YOUR GOAL
From the listing below, pull out all lines with "Book" in them.
::: DATA LISTING :::
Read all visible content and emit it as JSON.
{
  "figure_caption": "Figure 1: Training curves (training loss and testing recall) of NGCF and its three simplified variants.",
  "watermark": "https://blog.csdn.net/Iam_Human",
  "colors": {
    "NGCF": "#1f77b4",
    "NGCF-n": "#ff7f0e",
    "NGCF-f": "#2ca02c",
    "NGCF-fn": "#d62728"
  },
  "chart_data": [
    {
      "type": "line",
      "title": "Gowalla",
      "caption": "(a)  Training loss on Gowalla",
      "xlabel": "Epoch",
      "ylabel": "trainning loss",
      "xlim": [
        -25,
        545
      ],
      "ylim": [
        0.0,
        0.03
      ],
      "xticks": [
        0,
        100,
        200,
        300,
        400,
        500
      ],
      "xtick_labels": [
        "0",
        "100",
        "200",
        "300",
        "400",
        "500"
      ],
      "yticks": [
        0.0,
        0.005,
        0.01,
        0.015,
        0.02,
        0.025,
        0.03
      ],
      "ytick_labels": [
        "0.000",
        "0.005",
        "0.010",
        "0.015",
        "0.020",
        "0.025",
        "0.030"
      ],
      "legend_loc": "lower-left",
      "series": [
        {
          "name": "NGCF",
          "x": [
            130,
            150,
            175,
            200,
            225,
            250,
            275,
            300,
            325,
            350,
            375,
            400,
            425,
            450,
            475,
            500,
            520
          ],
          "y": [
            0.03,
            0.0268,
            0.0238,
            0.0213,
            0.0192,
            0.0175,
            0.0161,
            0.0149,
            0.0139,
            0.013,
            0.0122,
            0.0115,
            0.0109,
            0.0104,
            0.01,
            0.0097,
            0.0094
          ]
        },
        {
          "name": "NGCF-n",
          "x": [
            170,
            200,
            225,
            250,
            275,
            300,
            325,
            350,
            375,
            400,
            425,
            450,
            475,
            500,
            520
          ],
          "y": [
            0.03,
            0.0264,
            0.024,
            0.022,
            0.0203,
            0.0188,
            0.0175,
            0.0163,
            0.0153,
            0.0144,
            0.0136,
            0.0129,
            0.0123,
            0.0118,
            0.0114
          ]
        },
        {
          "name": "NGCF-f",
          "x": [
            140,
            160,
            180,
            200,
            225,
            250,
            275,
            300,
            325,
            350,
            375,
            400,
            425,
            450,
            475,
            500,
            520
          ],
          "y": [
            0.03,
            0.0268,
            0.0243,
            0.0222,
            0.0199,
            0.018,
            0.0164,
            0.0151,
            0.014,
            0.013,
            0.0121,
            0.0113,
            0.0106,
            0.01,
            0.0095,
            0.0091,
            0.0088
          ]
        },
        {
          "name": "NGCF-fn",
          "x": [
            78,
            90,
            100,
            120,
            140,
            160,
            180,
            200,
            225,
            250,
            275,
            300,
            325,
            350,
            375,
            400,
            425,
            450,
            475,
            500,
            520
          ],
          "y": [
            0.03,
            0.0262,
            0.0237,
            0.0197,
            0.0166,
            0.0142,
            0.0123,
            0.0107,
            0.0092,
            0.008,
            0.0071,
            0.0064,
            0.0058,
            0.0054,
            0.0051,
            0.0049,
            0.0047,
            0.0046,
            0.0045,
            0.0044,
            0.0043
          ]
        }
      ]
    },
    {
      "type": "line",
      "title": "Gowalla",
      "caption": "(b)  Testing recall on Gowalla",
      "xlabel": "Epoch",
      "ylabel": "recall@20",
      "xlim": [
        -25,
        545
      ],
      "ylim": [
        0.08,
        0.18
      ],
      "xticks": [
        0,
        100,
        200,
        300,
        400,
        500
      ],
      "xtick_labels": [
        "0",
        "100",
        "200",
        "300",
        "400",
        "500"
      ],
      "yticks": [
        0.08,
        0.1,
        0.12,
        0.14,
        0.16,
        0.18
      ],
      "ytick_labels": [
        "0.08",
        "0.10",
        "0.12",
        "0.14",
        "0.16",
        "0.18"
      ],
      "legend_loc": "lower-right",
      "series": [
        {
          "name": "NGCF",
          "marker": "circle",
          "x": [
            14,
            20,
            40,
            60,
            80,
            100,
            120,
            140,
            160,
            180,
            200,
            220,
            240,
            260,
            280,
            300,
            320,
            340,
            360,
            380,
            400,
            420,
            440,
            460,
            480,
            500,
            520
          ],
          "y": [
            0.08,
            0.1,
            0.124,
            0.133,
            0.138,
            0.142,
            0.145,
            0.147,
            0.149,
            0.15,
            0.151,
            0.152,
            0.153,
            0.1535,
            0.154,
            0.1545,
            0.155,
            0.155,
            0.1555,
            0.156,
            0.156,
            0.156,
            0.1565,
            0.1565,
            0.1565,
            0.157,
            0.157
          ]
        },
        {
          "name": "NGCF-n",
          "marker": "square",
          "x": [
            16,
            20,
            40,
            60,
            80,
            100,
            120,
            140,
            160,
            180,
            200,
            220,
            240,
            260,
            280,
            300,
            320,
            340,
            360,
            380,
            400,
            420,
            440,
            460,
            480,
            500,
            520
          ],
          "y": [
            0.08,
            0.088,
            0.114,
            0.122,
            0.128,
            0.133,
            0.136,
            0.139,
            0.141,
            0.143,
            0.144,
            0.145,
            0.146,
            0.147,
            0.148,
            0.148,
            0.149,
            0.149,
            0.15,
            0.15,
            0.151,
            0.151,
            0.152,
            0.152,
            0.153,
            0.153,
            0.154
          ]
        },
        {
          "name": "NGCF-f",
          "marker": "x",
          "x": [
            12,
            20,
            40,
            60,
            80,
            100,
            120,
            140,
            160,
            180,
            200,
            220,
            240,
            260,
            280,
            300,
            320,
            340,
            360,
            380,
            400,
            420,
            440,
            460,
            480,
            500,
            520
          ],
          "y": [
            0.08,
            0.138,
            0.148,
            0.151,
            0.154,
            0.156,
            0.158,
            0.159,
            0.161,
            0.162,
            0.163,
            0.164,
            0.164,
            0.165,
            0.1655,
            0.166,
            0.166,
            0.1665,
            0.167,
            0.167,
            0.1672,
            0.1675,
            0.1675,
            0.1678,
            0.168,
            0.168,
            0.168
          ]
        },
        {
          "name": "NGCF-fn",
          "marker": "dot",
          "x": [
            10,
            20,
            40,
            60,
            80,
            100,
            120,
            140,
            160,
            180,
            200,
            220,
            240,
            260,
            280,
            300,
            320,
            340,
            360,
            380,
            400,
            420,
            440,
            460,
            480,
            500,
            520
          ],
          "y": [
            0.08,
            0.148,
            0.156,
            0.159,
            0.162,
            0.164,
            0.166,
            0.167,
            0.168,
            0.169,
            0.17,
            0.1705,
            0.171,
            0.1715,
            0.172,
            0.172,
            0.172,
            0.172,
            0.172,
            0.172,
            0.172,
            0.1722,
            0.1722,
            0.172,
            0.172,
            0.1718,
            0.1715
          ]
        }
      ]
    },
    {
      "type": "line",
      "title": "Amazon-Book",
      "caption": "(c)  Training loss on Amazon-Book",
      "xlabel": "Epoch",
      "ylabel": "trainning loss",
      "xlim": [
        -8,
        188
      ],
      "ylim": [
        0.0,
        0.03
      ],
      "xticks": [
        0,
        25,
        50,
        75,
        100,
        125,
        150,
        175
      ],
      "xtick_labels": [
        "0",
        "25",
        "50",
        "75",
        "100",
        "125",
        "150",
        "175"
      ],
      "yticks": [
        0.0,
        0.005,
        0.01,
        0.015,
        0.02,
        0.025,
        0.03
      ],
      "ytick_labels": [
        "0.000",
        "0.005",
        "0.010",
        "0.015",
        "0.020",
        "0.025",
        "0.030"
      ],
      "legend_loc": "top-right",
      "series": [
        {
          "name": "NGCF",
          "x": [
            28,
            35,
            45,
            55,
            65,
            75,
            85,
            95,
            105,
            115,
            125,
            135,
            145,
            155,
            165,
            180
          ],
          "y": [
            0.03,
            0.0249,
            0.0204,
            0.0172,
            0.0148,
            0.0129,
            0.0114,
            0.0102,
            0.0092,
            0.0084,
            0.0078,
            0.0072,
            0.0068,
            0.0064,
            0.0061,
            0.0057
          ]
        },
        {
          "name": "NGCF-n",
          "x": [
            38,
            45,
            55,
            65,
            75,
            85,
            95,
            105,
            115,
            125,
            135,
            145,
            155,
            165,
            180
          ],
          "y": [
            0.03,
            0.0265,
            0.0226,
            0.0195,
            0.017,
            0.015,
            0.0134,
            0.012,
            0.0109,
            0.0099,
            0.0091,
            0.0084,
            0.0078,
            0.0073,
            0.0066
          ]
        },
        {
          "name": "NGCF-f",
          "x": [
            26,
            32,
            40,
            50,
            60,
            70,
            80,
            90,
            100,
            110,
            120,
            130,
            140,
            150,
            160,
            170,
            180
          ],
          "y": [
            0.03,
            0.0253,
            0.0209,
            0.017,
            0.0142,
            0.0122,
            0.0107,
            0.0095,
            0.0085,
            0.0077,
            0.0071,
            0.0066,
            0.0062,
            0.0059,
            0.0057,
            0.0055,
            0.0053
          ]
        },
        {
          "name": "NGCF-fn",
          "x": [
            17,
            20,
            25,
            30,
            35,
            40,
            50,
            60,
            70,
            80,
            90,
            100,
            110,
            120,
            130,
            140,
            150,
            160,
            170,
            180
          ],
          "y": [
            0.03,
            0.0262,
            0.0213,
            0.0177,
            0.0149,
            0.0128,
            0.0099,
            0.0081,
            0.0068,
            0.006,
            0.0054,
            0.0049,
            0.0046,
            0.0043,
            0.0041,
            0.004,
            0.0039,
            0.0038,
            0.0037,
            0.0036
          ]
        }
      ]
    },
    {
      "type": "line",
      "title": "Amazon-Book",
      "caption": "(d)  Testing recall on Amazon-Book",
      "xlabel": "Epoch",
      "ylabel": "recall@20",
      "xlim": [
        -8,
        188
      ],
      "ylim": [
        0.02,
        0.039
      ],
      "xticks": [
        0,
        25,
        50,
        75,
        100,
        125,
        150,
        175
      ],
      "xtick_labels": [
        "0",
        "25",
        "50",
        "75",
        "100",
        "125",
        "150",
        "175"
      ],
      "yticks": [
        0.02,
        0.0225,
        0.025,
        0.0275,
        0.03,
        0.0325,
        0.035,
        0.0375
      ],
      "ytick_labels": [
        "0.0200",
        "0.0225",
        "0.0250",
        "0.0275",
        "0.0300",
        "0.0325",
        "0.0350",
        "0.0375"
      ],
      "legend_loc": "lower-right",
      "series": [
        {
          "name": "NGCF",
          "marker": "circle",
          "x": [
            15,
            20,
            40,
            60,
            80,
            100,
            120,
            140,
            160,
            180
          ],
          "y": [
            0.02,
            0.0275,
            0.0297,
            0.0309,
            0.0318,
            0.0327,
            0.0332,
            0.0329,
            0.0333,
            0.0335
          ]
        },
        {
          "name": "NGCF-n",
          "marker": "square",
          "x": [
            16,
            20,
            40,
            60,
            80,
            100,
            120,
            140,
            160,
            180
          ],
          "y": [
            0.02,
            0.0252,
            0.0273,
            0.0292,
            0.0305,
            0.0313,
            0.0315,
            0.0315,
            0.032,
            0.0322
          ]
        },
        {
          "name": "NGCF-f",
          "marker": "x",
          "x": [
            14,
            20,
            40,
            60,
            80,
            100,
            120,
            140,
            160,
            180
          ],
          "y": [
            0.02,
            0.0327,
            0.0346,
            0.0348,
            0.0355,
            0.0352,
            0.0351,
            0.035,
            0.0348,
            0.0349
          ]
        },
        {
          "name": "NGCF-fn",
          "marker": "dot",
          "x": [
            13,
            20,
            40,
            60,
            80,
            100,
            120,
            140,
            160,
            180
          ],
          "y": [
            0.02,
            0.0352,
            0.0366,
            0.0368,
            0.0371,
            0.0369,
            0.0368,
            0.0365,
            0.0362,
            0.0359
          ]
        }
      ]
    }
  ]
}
:::
WRITTEN RESPONSE
      "title": "Amazon-Book",
      "caption": "(c)  Training loss on Amazon-Book",
      "title": "Amazon-Book",
      "caption": "(d)  Testing recall on Amazon-Book",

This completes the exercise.